WHAT YOU WILL DO: Count every line of the listing where the string "nChart" occurs, and reply with the count alone.

RAW RECORDS:

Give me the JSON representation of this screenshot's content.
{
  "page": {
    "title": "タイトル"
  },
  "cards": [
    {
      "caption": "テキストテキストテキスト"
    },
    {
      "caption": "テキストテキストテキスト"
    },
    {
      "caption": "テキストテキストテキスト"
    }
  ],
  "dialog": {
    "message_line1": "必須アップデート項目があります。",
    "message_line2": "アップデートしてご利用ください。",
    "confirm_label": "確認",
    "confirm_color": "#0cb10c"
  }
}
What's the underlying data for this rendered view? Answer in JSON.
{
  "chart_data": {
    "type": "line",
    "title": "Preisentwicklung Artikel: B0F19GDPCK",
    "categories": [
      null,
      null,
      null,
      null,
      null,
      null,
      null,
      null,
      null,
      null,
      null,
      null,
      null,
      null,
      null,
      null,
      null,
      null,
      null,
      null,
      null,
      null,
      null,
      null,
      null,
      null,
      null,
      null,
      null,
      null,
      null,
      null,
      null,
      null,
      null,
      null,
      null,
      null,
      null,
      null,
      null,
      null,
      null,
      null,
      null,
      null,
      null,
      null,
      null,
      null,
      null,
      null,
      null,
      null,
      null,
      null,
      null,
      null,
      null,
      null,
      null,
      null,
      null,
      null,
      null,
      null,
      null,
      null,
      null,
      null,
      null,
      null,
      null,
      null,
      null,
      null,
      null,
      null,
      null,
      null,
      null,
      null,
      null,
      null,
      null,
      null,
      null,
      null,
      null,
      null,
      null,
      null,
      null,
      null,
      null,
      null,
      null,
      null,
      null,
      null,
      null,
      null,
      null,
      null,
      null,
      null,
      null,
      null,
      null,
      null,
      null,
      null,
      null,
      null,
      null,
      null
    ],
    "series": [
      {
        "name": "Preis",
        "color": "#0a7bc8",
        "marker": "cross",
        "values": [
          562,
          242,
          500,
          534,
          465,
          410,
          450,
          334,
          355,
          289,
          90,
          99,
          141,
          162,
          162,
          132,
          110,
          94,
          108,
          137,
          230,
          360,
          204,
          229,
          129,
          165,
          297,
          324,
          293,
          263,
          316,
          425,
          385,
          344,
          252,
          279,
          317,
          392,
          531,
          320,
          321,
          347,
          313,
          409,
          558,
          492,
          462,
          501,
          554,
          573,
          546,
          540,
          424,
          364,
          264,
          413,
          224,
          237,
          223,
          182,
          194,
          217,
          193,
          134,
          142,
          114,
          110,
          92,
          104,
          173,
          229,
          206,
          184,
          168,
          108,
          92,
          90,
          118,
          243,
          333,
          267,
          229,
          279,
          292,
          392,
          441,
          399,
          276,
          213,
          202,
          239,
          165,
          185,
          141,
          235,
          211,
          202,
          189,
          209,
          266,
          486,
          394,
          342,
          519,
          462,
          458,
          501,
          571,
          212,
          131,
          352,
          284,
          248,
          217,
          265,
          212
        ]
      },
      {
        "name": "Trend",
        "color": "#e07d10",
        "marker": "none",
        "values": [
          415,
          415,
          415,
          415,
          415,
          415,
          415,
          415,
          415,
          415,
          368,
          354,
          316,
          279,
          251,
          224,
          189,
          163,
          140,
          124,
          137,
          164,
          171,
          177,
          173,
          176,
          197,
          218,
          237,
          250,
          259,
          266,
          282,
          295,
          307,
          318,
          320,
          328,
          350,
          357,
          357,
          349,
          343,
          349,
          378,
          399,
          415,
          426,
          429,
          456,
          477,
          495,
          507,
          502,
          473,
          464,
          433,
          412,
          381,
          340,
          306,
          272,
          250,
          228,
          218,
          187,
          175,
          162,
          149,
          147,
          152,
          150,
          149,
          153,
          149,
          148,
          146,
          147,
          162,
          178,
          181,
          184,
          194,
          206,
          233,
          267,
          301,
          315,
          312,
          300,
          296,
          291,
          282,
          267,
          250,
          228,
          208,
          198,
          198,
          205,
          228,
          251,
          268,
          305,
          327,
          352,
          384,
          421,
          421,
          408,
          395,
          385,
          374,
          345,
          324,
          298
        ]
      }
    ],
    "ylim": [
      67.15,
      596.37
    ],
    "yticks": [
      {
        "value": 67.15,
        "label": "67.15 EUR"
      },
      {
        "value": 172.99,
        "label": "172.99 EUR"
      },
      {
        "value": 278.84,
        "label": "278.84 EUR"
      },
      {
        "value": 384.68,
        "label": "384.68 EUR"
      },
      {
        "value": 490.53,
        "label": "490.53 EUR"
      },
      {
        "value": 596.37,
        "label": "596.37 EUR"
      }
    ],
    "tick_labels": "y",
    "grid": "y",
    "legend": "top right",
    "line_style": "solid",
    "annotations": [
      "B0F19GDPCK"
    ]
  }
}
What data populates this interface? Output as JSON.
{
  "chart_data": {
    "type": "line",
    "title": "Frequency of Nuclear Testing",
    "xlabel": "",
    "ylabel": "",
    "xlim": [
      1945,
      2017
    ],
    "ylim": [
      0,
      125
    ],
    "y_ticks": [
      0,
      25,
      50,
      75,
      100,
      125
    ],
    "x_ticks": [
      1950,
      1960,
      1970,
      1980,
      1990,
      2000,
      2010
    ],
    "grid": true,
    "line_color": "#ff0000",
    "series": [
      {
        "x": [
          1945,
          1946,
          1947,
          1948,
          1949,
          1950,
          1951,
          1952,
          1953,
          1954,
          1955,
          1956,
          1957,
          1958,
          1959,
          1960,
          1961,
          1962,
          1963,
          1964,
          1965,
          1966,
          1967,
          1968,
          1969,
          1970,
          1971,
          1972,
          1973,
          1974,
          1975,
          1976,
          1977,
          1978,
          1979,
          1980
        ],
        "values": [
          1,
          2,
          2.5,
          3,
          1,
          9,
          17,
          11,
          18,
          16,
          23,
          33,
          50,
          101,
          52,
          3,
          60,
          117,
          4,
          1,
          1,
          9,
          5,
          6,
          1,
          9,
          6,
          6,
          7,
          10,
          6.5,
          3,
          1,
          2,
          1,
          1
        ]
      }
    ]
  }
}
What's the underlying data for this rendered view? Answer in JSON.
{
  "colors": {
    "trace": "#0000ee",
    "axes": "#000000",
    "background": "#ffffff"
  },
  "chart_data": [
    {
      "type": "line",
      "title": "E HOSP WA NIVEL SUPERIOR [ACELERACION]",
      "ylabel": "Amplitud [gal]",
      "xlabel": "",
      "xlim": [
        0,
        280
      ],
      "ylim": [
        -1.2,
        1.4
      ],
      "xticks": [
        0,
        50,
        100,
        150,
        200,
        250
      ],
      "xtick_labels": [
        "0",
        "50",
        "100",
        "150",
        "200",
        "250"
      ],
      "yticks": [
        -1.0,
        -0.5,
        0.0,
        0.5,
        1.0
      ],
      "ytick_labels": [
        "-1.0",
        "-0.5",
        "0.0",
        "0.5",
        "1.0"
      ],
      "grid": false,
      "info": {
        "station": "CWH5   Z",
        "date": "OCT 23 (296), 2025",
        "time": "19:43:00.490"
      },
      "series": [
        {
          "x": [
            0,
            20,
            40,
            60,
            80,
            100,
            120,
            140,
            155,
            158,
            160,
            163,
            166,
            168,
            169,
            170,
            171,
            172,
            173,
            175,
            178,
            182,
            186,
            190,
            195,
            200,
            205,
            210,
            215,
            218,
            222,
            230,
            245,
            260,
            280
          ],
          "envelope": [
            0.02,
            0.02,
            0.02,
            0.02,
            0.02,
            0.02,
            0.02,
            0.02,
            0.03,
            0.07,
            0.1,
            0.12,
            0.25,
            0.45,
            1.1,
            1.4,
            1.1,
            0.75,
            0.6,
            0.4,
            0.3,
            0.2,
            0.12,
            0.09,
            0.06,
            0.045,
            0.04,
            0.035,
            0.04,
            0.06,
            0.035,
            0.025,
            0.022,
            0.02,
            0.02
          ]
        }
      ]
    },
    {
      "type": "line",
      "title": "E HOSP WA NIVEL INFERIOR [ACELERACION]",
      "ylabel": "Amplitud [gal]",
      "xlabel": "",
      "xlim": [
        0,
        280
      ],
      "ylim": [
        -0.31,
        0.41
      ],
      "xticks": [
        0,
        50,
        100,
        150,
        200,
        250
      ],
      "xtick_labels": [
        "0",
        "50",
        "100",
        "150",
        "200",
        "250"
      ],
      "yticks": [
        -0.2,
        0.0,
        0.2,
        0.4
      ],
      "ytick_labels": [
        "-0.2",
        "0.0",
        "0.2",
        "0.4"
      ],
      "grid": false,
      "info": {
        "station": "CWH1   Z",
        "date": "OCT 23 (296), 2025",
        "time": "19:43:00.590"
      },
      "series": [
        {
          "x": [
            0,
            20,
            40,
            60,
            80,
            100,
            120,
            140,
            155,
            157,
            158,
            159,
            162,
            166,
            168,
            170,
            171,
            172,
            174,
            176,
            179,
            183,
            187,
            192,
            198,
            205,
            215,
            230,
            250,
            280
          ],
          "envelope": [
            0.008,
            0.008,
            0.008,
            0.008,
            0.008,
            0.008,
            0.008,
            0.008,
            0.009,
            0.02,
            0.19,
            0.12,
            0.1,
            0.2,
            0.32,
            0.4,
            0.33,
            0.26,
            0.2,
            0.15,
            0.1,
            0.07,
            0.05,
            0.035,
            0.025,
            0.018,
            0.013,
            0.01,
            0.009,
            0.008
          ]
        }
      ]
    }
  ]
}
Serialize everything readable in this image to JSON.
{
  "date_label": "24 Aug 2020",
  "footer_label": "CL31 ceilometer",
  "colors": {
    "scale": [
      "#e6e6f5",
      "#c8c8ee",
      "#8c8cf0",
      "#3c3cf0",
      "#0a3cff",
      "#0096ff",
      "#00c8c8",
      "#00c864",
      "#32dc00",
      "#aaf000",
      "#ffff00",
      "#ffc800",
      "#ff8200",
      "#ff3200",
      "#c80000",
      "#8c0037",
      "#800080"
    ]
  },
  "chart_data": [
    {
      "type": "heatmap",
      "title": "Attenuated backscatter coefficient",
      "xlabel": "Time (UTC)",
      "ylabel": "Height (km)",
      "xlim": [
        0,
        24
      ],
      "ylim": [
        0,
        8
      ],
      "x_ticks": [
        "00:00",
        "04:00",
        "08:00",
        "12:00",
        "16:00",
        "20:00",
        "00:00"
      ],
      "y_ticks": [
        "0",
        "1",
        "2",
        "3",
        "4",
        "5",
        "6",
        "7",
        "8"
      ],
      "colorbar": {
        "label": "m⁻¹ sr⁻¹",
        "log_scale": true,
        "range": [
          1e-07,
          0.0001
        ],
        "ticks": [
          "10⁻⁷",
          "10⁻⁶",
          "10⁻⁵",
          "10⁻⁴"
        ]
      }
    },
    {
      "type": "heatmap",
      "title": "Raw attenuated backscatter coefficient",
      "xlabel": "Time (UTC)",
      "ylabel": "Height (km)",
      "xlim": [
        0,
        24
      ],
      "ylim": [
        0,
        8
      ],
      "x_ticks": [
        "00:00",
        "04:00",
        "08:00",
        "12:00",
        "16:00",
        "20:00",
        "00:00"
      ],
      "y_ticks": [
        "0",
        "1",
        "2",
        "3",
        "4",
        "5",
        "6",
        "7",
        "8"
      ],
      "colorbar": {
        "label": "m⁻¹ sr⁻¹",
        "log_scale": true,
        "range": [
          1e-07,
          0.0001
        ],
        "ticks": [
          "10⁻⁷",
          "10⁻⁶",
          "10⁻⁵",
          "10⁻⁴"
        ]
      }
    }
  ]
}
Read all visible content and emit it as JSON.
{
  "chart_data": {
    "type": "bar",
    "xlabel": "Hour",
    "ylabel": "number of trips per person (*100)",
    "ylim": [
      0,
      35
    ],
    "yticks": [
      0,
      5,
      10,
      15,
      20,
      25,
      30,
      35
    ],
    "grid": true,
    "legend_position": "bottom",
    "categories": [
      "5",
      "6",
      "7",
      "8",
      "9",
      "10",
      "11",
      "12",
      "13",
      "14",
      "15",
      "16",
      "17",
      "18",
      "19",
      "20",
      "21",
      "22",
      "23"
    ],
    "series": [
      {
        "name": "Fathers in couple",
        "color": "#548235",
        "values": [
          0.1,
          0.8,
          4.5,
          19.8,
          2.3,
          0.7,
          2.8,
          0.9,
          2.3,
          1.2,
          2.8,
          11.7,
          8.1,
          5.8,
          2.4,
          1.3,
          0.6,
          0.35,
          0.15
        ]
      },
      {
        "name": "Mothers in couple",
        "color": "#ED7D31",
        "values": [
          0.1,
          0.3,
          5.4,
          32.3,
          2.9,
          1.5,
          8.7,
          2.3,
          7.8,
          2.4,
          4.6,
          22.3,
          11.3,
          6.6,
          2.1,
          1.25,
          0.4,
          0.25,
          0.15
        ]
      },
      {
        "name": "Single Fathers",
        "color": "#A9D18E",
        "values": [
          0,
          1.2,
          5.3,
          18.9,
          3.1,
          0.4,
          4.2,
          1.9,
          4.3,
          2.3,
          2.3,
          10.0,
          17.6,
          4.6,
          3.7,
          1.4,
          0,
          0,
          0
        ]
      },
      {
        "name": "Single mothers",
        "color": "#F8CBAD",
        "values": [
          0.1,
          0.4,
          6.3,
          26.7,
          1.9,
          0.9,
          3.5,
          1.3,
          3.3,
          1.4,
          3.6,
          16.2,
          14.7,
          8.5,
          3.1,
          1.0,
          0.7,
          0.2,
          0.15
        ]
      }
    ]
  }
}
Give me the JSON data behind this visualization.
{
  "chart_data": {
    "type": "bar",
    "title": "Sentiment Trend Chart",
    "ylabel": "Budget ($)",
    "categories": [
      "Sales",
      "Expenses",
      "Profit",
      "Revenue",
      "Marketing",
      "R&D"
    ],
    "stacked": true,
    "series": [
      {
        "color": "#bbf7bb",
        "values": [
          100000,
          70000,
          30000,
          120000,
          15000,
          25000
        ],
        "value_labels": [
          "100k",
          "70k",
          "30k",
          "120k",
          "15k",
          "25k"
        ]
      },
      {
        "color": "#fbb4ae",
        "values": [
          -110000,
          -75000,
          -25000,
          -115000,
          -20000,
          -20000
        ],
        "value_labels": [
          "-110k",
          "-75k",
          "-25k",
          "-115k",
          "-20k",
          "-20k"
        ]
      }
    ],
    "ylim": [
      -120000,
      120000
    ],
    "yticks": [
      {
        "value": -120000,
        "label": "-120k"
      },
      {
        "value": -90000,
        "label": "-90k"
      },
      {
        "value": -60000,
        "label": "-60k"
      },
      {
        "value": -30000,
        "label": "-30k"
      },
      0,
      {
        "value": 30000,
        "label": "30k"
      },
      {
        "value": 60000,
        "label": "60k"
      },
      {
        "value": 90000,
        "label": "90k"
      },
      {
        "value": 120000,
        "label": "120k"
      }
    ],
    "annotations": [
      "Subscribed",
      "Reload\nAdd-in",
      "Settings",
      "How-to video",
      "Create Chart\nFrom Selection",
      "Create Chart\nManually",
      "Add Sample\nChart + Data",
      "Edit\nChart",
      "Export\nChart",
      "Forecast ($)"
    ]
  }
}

EXERCISE ANSWER: 3